▶ Problem to solve: Each line of the listing that contains the word "slightly" is to be copied.

(Extracted records)
--------

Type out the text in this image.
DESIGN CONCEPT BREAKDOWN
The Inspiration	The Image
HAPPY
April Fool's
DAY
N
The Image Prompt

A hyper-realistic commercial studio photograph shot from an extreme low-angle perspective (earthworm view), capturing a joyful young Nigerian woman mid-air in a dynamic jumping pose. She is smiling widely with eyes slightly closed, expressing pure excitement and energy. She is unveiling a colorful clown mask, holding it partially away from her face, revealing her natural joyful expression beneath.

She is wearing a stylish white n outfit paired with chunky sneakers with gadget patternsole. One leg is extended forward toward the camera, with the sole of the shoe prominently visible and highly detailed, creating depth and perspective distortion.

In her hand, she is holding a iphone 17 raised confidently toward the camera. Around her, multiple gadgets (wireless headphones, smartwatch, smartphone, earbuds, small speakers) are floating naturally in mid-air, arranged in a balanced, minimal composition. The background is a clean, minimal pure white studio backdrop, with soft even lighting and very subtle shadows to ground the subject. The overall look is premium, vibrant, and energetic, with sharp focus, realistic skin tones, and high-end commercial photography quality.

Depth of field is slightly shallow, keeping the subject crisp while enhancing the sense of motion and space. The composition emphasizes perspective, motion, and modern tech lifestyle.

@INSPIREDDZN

--------

▶ Solution to the problem:
A hyper-realistic commercial studio photograph shot from an extreme low-angle perspective (earthworm view), capturing a joyful young Nigerian woman mid-air in a dynamic jumping pose. She is smiling widely with eyes slightly closed, expressing pure excitement and energy. She is unveiling a colorful clown mask, holding it partially away from her face, revealing her natural joyful expression beneath.
Depth of field is slightly shallow, keeping the subject crisp while enhancing the sense of motion and space. The composition emphasizes perspective, motion, and modern tech lifestyle.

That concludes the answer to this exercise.